Auszug>
▬▬▬

Wir hatten ja damals nur das ZDF. Woher hätte das Privatfernsehen wissen sollen, als es nach Jahren der Ausstrahlung von US-Serien damit begann, eigene Serien zu produzieren, wie man das zielgruppengerecht macht? Zwar gab es im Vorabendprogramm der ARD ein paar ganz flotte deutsche Serien, aber das war damals noch durchregionalisiert und in winziger Schrift in den Programmzeitschriften abgedruckt, weil in jedem Bundesland andere Serien zu anderen Zeiten liefen – wer sollte da durchblicken? Also schaute man zum ZDF. Dort spielten die Serien in der Regel vor grüner Idylle in heiler Welt, die auf den zweiten Blick enorm problembeladen war, und die Hauptfiguren waren entweder Ärzte oder Urlauber. Deshalb sahen zunächst auch alle Eigenproduktionen des Privatfernsehens so aus: Ein Schloss am Wörthersee, Almenrausch und Pulverschnee oder Der Bergdoktor. Letzterer war sogar schon im Titel eine dreiste Abwandlung einer ZDF-Serie, nur wurde aus dem Land ein Berg und aus dem Arzt ein Doktor.

▬▬▬

Drucke den Text oben über die ersten eigenen Serien des Privatfernsehens vollständig und unverändert ab. Die Zeilen unten haben mit dem Text nichts zu tun.

▬▬▬

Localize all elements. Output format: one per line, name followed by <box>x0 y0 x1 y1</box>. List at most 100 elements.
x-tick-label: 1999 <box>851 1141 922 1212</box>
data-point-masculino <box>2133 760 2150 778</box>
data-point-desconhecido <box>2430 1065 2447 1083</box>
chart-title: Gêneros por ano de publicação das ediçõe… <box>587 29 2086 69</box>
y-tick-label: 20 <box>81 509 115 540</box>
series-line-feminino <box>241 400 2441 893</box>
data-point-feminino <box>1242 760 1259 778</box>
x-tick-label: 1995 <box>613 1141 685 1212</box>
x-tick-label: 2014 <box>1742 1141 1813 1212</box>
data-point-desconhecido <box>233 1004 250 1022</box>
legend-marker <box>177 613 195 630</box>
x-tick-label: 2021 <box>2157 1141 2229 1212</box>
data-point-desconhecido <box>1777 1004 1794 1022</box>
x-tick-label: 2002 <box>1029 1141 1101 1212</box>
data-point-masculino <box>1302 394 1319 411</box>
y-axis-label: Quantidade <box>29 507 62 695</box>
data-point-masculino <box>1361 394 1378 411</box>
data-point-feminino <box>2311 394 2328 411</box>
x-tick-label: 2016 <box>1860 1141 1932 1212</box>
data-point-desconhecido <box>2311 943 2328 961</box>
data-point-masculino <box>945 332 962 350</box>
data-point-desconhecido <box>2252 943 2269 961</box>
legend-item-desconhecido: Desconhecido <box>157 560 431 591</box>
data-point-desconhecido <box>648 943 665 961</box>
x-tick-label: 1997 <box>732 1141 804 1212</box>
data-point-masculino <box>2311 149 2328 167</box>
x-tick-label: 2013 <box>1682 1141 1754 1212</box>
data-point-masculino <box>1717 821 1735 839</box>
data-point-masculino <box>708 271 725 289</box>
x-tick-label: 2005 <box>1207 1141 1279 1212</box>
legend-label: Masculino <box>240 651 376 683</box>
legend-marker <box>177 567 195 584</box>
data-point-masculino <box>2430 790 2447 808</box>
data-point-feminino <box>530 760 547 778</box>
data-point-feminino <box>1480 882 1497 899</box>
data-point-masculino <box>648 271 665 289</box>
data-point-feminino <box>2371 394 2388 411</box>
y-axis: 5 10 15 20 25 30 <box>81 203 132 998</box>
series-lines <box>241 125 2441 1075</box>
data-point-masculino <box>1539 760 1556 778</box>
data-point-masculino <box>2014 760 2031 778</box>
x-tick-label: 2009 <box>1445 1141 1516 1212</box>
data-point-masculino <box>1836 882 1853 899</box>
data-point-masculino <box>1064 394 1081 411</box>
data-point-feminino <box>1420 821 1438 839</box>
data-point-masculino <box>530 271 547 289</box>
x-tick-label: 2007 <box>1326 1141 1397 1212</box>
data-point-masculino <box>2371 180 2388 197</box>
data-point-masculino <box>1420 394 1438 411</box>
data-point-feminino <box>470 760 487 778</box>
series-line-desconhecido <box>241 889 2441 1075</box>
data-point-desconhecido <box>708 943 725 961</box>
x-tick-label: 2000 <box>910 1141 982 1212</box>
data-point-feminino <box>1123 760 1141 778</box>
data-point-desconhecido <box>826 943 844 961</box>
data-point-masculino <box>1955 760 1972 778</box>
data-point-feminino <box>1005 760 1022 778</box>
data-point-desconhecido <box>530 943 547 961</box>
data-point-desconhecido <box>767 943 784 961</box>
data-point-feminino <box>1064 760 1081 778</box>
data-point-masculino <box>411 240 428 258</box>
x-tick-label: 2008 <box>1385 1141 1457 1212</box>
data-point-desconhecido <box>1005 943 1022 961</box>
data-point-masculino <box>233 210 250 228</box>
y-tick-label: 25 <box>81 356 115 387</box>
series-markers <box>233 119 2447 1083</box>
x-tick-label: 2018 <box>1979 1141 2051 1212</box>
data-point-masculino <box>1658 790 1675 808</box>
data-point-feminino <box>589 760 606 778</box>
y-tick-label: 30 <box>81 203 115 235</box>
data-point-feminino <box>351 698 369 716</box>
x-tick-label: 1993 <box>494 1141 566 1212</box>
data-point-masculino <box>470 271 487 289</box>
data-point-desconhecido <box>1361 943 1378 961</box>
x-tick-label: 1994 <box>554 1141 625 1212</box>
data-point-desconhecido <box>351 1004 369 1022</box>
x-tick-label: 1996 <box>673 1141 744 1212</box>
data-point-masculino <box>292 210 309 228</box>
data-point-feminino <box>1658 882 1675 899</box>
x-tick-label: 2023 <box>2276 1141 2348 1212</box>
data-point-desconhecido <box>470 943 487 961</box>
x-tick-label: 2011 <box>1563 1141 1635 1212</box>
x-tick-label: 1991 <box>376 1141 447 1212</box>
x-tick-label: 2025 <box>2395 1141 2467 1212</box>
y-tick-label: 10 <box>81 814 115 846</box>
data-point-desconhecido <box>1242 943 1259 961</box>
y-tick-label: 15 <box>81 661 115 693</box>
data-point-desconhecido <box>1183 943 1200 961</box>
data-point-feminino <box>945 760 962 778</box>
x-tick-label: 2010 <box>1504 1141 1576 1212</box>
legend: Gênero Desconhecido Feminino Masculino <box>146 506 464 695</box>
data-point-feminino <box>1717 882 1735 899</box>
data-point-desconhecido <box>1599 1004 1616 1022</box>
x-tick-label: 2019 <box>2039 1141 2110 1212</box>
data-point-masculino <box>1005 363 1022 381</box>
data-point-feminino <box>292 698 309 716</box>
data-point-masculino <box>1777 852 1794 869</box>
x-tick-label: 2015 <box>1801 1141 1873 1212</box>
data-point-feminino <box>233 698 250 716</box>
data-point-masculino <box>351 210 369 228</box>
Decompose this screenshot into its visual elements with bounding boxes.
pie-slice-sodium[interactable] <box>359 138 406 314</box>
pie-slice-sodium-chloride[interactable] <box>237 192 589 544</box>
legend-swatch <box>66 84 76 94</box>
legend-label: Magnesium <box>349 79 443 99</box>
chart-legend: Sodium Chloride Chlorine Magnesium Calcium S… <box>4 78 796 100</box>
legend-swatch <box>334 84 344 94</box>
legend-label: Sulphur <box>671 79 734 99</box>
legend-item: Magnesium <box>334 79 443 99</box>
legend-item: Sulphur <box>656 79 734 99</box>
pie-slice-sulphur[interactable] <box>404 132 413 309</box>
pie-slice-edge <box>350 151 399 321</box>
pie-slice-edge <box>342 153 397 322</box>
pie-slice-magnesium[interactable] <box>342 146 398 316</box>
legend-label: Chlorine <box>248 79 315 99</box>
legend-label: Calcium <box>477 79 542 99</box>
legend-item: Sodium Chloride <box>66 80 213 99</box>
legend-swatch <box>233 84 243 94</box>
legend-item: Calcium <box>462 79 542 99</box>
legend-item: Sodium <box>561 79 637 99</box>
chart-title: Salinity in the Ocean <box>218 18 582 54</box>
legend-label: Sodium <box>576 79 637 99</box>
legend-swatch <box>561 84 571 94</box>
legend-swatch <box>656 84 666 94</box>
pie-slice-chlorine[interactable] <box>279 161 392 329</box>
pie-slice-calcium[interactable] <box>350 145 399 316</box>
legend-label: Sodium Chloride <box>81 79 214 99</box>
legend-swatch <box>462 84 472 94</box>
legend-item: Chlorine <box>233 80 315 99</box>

▬▬▬

Ergebnis>
Wir hatten ja damals nur das ZDF. Woher hätte das Privatfernsehen wissen sollen, als es nach Jahren der Ausstrahlung von US-Serien damit begann, eigene Serien zu produzieren, wie man das zielgruppengerecht macht? Zwar gab es im Vorabendprogramm der ARD ein paar ganz flotte deutsche Serien, aber das war damals noch durchregionalisiert und in winziger Schrift in den Programmzeitschriften abgedruckt, weil in jedem Bundesland andere Serien zu anderen Zeiten liefen – wer sollte da durchblicken? Also schaute man zum ZDF. Dort spielten die Serien in der Regel vor grüner Idylle in heiler Welt, die auf den zweiten Blick enorm problembeladen war, und die Hauptfiguren waren entweder Ärzte oder Urlauber. Deshalb sahen zunächst auch alle Eigenproduktionen des Privatfernsehens so aus: Ein Schloss am Wörthersee, Almenrausch und Pulverschnee oder Der Bergdoktor. Letzterer war sogar schon im Titel eine dreiste Abwandlung einer ZDF-Serie, nur wurde aus dem Land ein Berg und aus dem Arzt ein Doktor.